[start Data lines]

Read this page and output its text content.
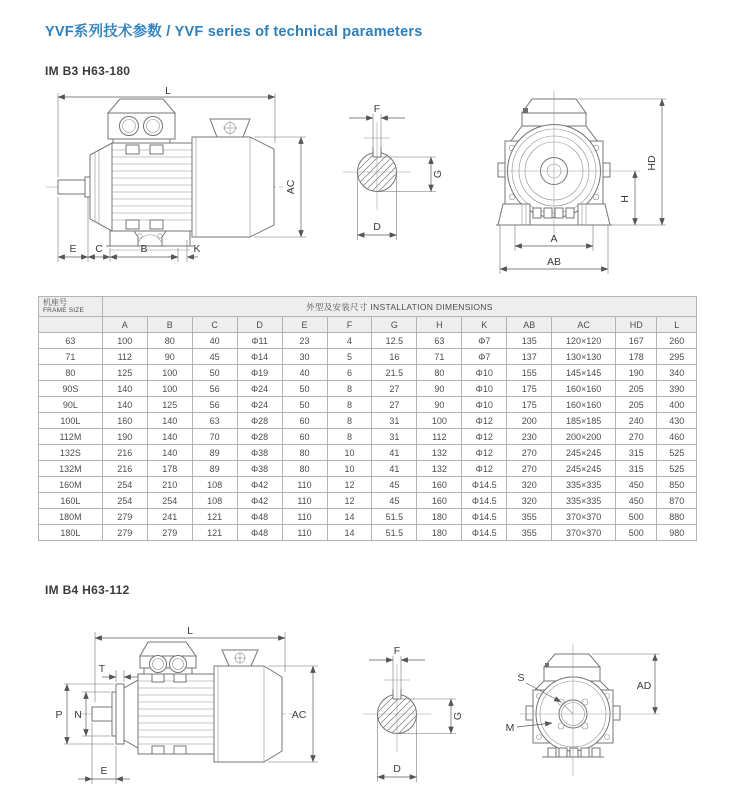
YVF系列技术参数 / YVF series of technical parameters
IM B3 H63-180
L
AC
E C	B	K
F
G
D
HD
H
A
AB
机座号
FRAME SIZE	外型及安装尺寸 INSTALLATION DIMENSIONS												
	A	B	C	D	E	F	G	H	K	AB	AC	HD	L
63	100	80	40	Φ11	23	4	12.5	63	Φ7	135	120×120	167	260
71	112	90	45	Φ14	30	5	16	71	Φ7	137	130×130	178	295
80	125	100	50	Φ19	40	6	21.5	80	Φ10	155	145×145	190	340
90S	140	100	56	Φ24	50	8	27	90	Φ10	175	160×160	205	390
90L	140	125	56	Φ24	50	8	27	90	Φ10	175	160×160	205	400
100L	160	140	63	Φ28	60	8	31	100	Φ12	200	185×185	240	430
112M	190	140	70	Φ28	60	8	31	112	Φ12	230	200×200	270	460
132S	216	140	89	Φ38	80	10	41	132	Φ12	270	245×245	315	525
132M	216	178	89	Φ38	80	10	41	132	Φ12	270	245×245	315	525
160M	254	210	108	Φ42	110	12	45	160	Φ14.5	320	335×335	450	850
160L	254	254	108	Φ42	110	12	45	160	Φ14.5	320	335×335	450	870
180M	279	241	121	Φ48	110	14	51.5	180	Φ14.5	355	370×370	500	880
180L	279	279	121	Φ48	110	14	51.5	180	Φ14.5	355	370×370	500	980
IM B4 H63-112
L
T
P N	AC
E
F
G
D
AD
S
M
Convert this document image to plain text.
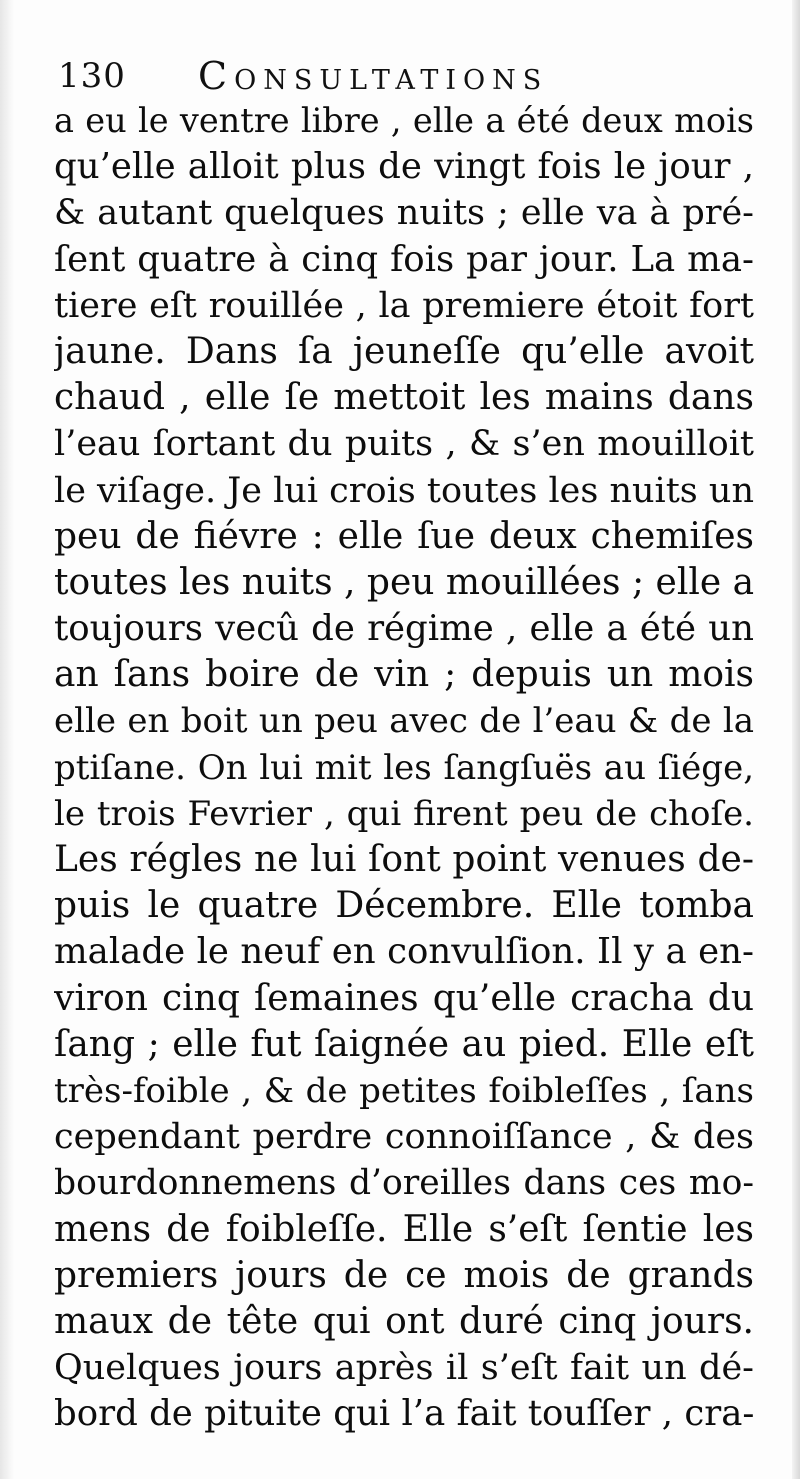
130 Consultations
a eu le ventre libre , elle a été deux mois
qu’elle alloit plus de vingt fois le jour ,
& autant quelques nuits ; elle va à pré-
ſent quatre à cinq fois par jour. La ma-
tiere eſt rouillée , la premiere étoit fort
jaune. Dans ſa jeuneſſe qu’elle avoit
chaud , elle ſe mettoit les mains dans
l’eau ſortant du puits , & s’en mouilloit
le viſage. Je lui crois toutes les nuits un
peu de fiévre : elle ſue deux chemiſes
toutes les nuits , peu mouillées ; elle a
toujours vecû de régime , elle a été un
an ſans boire de vin ; depuis un mois
elle en boit un peu avec de l’eau & de la
ptiſane. On lui mit les ſangſuës au ſiége,
le trois Fevrier , qui firent peu de choſe.
Les régles ne lui ſont point venues de-
puis le quatre Décembre. Elle tomba
malade le neuf en convulſion. Il y a en-
viron cinq ſemaines qu’elle cracha du
ſang ; elle fut ſaignée au pied. Elle eſt
très-foible , & de petites foibleſſes , ſans
cependant perdre connoiſſance , & des
bourdonnemens d’oreilles dans ces mo-
mens de foibleſſe. Elle s’eſt ſentie les
premiers jours de ce mois de grands
maux de tête qui ont duré cinq jours.
Quelques jours après il s’eſt fait un dé-
bord de pituite qui l’a fait touſſer , cra-
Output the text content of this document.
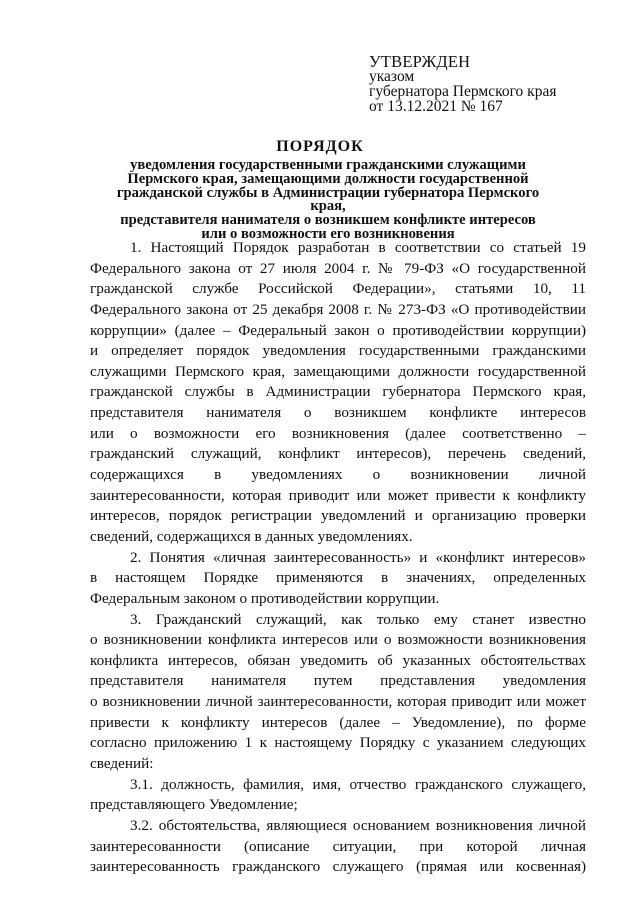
УТВЕРЖДЕН
указом
губернатора Пермского края
от 13.12.2021 № 167
ПОРЯДОК
уведомления государственными гражданскими служащими
Пермского края, замещающими должности государственной
гражданской службы в Администрации губернатора Пермского края,
представителя нанимателя о возникшем конфликте интересов
или о возможности его возникновения
1. Настоящий Порядок разработан в соответствии со статьей 19
Федерального закона от 27 июля 2004 г. № 79-ФЗ «О государственной
гражданской службе Российской Федерации», статьями 10, 11
Федерального закона от 25 декабря 2008 г. № 273-ФЗ «О противодействии
коррупции» (далее – Федеральный закон о противодействии коррупции)
и определяет порядок уведомления государственными гражданскими
служащими Пермского края, замещающими должности государственной
гражданской службы в Администрации губернатора Пермского края,
представителя нанимателя о возникшем конфликте интересов
или о возможности его возникновения (далее соответственно –
гражданский служащий, конфликт интересов), перечень сведений,
содержащихся в уведомлениях о возникновении личной
заинтересованности, которая приводит или может привести к конфликту
интересов, порядок регистрации уведомлений и организацию проверки
сведений, содержащихся в данных уведомлениях.
2. Понятия «личная заинтересованность» и «конфликт интересов»
в настоящем Порядке применяются в значениях, определенных
Федеральным законом о противодействии коррупции.
3. Гражданский служащий, как только ему станет известно
о возникновении конфликта интересов или о возможности возникновения
конфликта интересов, обязан уведомить об указанных обстоятельствах
представителя нанимателя путем представления уведомления
о возникновении личной заинтересованности, которая приводит или может
привести к конфликту интересов (далее – Уведомление), по форме
согласно приложению 1 к настоящему Порядку с указанием следующих
сведений:
3.1. должность, фамилия, имя, отчество гражданского служащего,
представляющего Уведомление;
3.2. обстоятельства, являющиеся основанием возникновения личной
заинтересованности (описание ситуации, при которой личная
заинтересованность гражданского служащего (прямая или косвенная)
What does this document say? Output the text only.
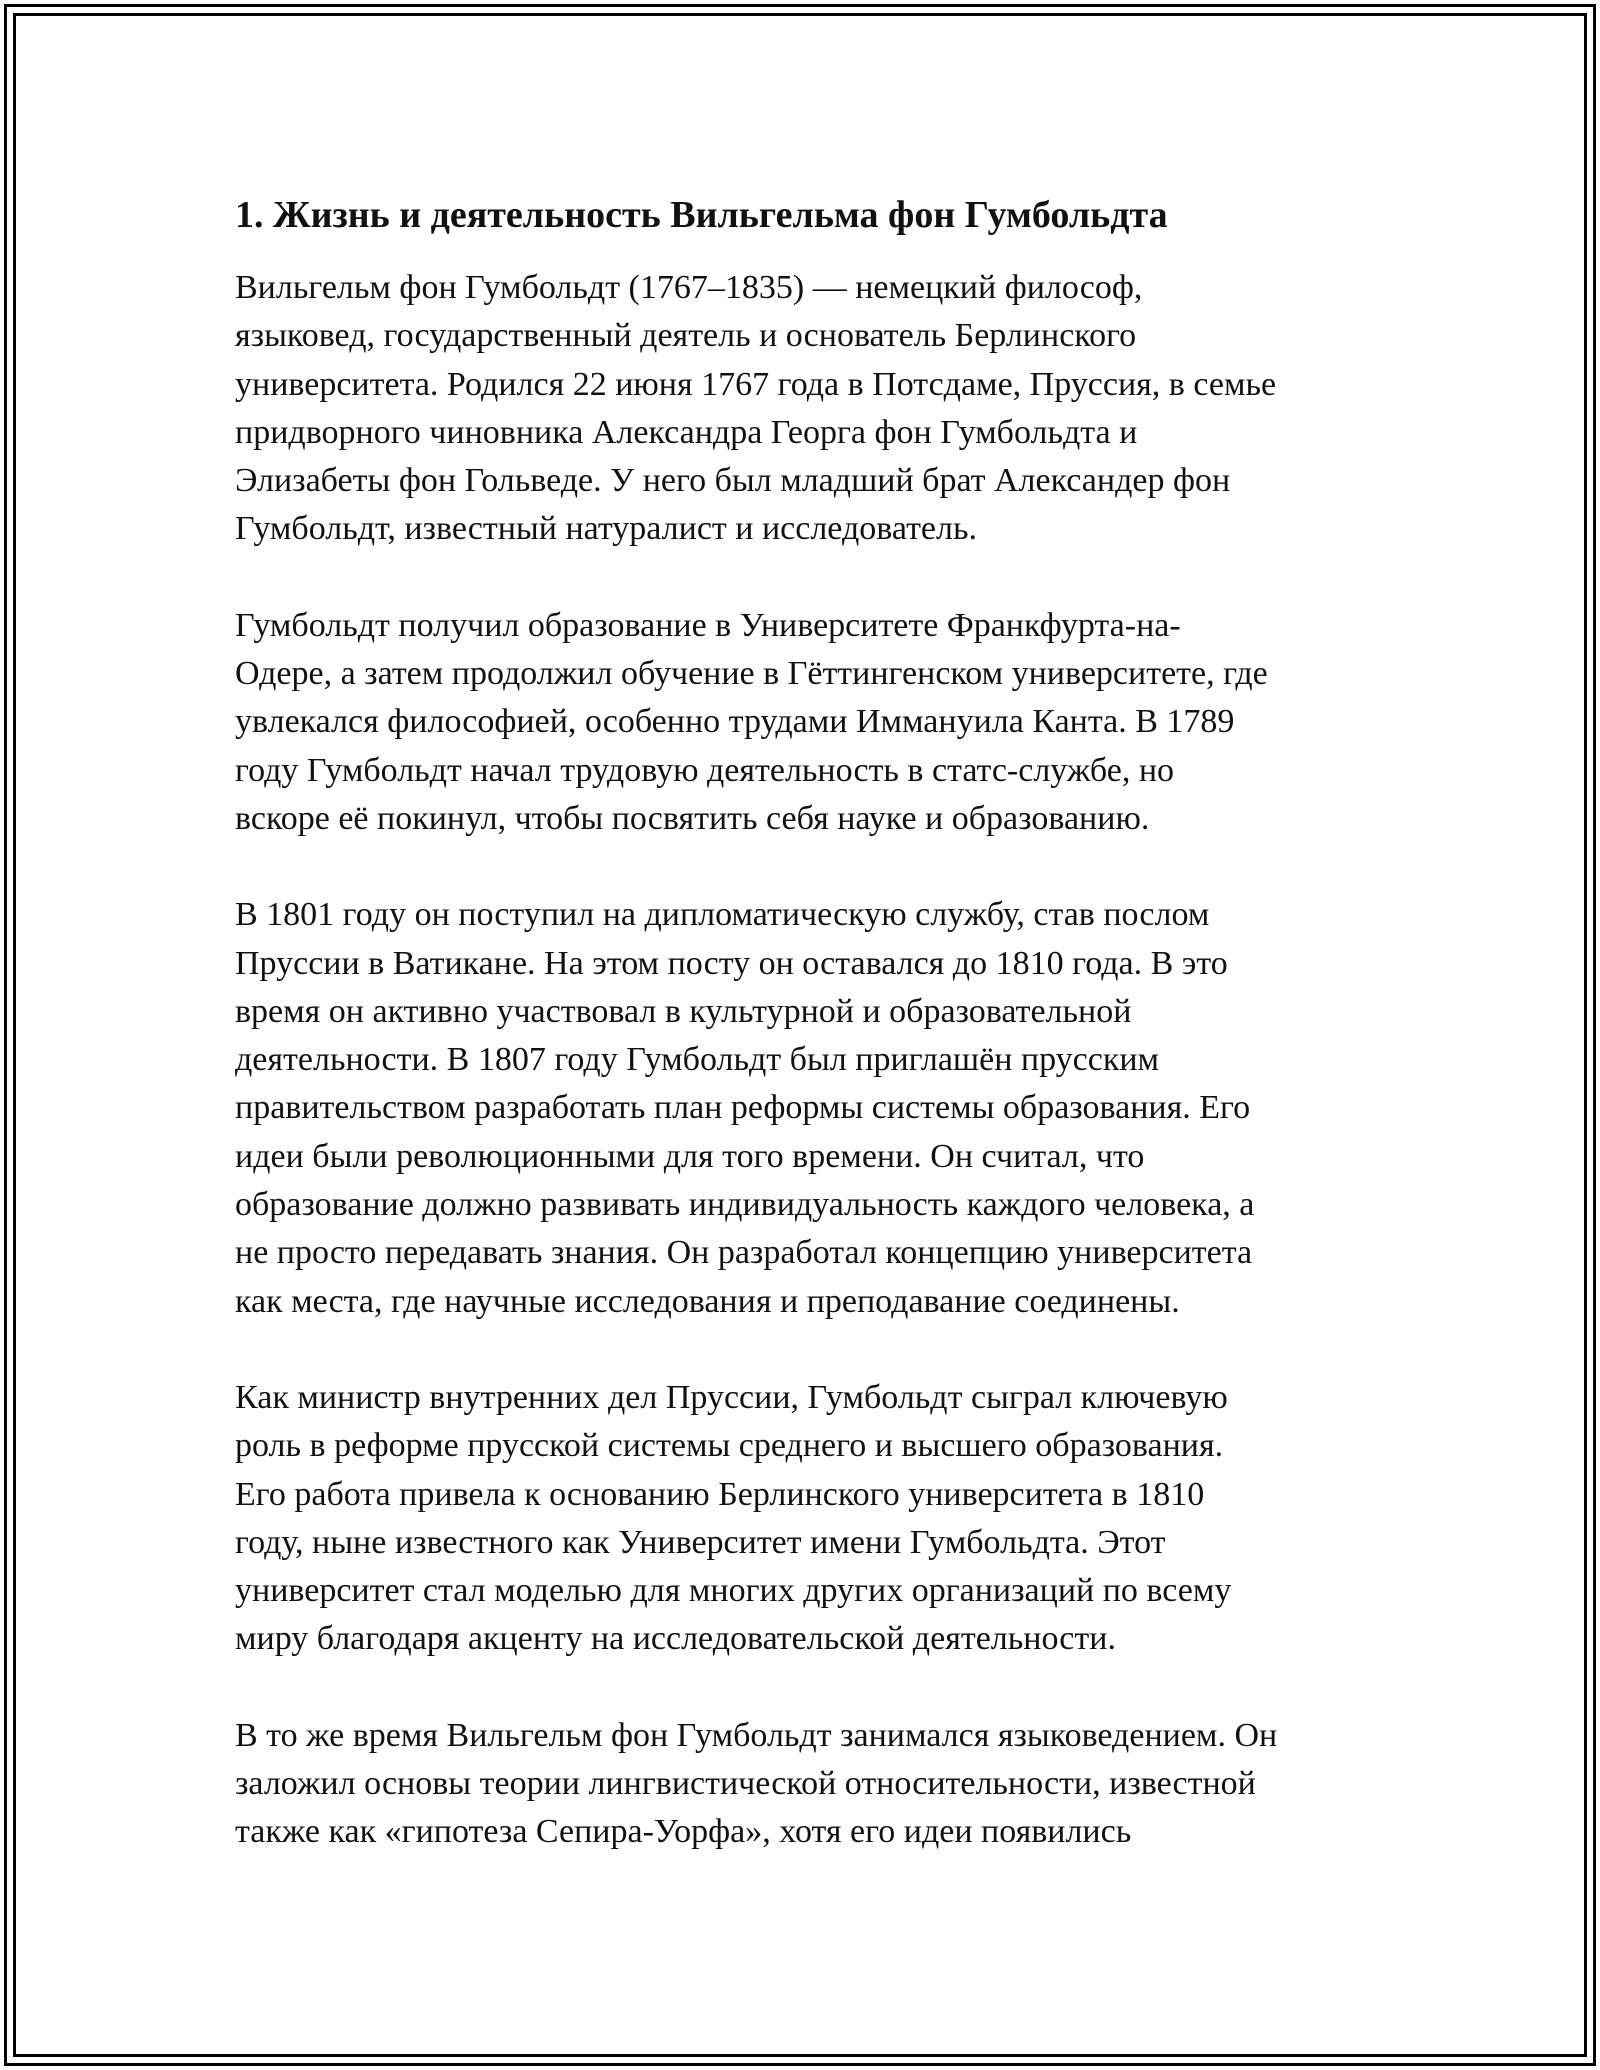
1. Жизнь и деятельность Вильгельма фон Гумбольдта

Вильгельм фон Гумбольдт (1767–1835) — немецкий философ,
языковед, государственный деятель и основатель Берлинского
университета. Родился 22 июня 1767 года в Потсдаме, Пруссия, в семье
придворного чиновника Александра Георга фон Гумбольдта и
Элизабеты фон Гольведе. У него был младший брат Александер фон
Гумбольдт, известный натуралист и исследователь.

Гумбольдт получил образование в Университете Франкфурта-на-
Одере, а затем продолжил обучение в Гёттингенском университете, где
увлекался философией, особенно трудами Иммануила Канта. В 1789
году Гумбольдт начал трудовую деятельность в статс-службе, но
вскоре её покинул, чтобы посвятить себя науке и образованию.

В 1801 году он поступил на дипломатическую службу, став послом
Пруссии в Ватикане. На этом посту он оставался до 1810 года. В это
время он активно участвовал в культурной и образовательной
деятельности. В 1807 году Гумбольдт был приглашён прусским
правительством разработать план реформы системы образования. Его
идеи были революционными для того времени. Он считал, что
образование должно развивать индивидуальность каждого человека, а
не просто передавать знания. Он разработал концепцию университета
как места, где научные исследования и преподавание соединены.

Как министр внутренних дел Пруссии, Гумбольдт сыграл ключевую
роль в реформе прусской системы среднего и высшего образования.
Его работа привела к основанию Берлинского университета в 1810
году, ныне известного как Университет имени Гумбольдта. Этот
университет стал моделью для многих других организаций по всему
миру благодаря акценту на исследовательской деятельности.

В то же время Вильгельм фон Гумбольдт занимался языковедением. Он
заложил основы теории лингвистической относительности, известной
также как «гипотеза Сепира-Уорфа», хотя его идеи появились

[end Data lines]

• **Task prompt**
Which lines hold the word "Берлинского"? Copy each of them from the records.

• **Expected output**
языковед, государственный деятель и основатель Берлинского
Его работа привела к основанию Берлинского университета в 1810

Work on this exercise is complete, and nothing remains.